(Goals)
(a) Could you restate the paragraph of the catfish post that begins "Firstly, we release" more briefly, keeping its main facts?
(b) In the catfish post, can you reproduce the part starting at "Firstly, we release" and ending at "are great eating.", swapping "flatheads" for "blue cats"?
(c) Can you continue the forum post about catching catfish from where it stops?

(Passage given)
══════════════════════════════

Quackrstackr » Today, 7:51 am wrote:Time for a bit of myth debunking.

Firstly, we release over 95% of the fish that we catch. We keep the occasional small fish or one that accidentally got a gill busted in the fight. That's not many. I think it was one fish this year out of the 70 or so that we caught. We did keep some in the 15 lb range but even the big flatheads are great eating.

Next, after catching who knows how many of these things over the years.... trust me, there isn't a catfish out there that's going to hold you down and drown you. I don't care how big it is. They hit to kill what is invading their hole and retreat. It's a lot tougher to get your hands on one of them than you think. They will grab your hand, shake and be gone in a second and a half or less. They're not sharks. :lol: If people drowned because a fish held them under, it's because they wouldn't let go of the fish and the fish was stuck in a hole. Trust me... when you grab ahold of one, the last thing that fish wants is to hang on and fight something 3 times bigger than it is. They fight to get away, nothing more. All you have to do is let go.

══════════════════════════════

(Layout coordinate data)

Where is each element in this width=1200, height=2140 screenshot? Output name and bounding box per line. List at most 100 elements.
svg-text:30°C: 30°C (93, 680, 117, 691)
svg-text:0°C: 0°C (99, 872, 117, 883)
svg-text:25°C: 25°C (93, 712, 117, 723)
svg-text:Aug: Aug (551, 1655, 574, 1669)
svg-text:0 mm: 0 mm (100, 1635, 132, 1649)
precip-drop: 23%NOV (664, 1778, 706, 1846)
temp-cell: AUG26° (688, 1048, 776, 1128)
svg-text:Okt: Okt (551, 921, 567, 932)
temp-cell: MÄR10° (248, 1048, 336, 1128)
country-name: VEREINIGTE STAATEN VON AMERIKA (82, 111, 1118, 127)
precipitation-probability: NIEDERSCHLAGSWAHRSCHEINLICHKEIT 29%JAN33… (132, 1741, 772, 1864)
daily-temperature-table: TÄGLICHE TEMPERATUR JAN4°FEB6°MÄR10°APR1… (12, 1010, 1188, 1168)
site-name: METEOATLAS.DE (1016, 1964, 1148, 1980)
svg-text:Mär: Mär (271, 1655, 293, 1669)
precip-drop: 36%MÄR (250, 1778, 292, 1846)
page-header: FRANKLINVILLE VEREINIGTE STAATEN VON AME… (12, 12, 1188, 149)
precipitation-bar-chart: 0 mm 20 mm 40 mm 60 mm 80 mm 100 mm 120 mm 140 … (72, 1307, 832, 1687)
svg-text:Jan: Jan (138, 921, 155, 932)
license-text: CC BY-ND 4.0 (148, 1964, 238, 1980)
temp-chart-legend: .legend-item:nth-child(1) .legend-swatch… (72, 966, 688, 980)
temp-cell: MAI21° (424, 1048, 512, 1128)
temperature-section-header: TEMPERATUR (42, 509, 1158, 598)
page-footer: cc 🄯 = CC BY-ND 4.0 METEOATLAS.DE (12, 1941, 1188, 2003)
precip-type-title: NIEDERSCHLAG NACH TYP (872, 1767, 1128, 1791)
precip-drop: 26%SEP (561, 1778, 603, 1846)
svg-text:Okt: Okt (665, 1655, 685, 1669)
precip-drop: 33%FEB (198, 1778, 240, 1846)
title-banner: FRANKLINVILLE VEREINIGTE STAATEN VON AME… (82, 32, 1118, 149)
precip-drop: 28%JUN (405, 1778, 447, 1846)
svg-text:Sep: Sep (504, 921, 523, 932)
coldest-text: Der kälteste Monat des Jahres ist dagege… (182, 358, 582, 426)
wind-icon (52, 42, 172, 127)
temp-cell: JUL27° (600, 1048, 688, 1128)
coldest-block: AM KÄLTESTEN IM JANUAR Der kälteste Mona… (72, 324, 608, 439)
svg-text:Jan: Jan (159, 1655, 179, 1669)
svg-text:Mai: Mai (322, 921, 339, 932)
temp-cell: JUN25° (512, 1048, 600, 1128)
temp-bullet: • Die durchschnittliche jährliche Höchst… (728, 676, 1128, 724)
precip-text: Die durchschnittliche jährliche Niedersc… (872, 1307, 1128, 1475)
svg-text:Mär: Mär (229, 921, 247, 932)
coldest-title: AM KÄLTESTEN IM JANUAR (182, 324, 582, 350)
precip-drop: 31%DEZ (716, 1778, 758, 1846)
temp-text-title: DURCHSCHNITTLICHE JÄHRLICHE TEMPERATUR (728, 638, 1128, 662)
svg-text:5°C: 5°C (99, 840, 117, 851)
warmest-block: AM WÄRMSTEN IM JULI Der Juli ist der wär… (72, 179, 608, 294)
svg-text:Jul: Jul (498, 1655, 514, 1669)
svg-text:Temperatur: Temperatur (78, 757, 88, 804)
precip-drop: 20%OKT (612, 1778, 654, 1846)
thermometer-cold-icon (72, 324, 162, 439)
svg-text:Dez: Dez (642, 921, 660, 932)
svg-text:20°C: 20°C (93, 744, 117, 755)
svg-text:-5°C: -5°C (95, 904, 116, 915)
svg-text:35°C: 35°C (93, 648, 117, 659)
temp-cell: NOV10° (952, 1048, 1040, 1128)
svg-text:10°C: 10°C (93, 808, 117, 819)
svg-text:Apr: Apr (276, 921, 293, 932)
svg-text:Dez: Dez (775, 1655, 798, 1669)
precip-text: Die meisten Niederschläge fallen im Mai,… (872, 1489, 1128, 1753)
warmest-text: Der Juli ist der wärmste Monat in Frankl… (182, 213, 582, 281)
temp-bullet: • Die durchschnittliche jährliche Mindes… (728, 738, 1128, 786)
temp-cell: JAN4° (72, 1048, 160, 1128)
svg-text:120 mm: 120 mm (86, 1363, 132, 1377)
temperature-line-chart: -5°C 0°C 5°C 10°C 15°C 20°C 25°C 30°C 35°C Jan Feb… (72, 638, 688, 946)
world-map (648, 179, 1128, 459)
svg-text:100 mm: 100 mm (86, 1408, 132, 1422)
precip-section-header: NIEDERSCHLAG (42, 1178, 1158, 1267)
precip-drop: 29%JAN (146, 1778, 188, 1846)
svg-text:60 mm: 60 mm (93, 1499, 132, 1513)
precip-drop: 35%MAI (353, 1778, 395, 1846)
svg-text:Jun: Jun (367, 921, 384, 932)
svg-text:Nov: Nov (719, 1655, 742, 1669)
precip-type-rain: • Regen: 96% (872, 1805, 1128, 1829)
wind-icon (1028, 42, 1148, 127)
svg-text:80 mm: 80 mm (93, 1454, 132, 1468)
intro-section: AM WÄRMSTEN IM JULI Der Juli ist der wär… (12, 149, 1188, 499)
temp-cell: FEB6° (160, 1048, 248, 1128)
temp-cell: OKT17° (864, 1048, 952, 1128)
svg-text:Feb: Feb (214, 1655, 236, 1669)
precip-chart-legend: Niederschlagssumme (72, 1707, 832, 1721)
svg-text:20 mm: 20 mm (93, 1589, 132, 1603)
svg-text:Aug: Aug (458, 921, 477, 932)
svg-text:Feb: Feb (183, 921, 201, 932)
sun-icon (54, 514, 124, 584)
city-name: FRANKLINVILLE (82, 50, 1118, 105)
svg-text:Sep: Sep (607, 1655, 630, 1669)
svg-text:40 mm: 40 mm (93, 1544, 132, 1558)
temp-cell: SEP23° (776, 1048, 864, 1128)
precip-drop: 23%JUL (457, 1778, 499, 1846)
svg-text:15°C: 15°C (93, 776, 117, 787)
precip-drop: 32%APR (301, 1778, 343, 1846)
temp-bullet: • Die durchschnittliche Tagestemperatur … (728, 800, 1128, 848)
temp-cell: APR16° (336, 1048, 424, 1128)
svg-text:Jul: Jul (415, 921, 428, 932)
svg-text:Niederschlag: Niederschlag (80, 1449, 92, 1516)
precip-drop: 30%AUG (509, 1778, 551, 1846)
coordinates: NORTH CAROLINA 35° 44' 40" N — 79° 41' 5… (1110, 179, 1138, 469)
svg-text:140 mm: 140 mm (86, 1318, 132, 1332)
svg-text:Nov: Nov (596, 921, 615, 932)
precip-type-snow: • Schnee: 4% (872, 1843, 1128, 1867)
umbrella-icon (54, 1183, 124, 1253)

══════════════════════════════

(Answers to the tasks)
(a) They release over 95% of the fish they catch. They keep only the occasional small fish or one with a gill busted in the fight, which this year was about one fish out of roughly 70. They did keep some around 15 lb, and even the big flatheads are great eating.

(b)
Firstly, we release over 95% of the fish that we catch. We keep the occasional small fish or one that accidentally got a gill busted in the fight. That's not many. I think it was one fish this year out of the 70 or so that we caught. We did keep some in the 15 lb range but even the big blue cats are great eating.

(c)
Don't believe all of the hype pumped out by these "reality" shows of people doing it.
Well said, Quacks.

Get the fish out of the hole, take a picture...put the fish back in the hole. That's how we do it. Probably release 99% of the fish we catch...big and small.

There is some risk involved....but it is minimal, nothing even close to the over-dramatized stuff on TV.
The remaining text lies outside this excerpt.